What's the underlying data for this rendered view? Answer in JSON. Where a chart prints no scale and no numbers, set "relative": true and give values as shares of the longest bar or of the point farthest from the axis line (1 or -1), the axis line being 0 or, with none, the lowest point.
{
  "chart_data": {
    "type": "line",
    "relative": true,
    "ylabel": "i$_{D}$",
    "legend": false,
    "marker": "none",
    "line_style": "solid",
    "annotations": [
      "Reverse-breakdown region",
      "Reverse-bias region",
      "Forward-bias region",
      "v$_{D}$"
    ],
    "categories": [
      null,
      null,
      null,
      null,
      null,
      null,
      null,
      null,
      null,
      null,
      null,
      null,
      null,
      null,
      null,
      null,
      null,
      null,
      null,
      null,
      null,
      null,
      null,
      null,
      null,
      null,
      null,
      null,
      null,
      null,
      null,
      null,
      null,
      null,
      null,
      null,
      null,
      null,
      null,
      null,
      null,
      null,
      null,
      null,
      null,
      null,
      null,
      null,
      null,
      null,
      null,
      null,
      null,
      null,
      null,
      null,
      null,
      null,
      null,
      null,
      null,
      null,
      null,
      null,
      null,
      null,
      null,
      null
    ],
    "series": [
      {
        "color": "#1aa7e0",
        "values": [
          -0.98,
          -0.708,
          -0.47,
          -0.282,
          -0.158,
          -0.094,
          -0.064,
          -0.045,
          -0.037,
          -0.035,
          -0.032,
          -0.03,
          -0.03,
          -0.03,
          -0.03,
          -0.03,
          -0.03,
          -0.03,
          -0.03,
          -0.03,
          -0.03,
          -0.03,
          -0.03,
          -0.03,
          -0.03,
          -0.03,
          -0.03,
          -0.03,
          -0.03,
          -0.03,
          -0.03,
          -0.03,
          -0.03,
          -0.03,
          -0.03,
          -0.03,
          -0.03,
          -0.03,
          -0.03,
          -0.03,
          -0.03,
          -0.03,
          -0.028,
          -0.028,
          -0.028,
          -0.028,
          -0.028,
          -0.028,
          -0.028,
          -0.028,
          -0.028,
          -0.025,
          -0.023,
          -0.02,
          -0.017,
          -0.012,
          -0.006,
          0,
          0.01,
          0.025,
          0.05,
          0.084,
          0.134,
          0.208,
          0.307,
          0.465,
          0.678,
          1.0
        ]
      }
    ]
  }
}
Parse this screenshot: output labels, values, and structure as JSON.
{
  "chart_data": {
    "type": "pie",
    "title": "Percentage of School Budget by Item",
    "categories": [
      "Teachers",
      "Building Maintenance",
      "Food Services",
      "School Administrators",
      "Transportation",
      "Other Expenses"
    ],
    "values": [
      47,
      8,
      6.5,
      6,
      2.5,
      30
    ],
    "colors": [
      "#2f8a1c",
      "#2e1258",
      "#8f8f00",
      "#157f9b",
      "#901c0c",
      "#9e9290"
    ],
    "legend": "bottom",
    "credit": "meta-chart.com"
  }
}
_ _ _
Tell how many lines above contain the word "this". Give the number alone.

**Solution**
2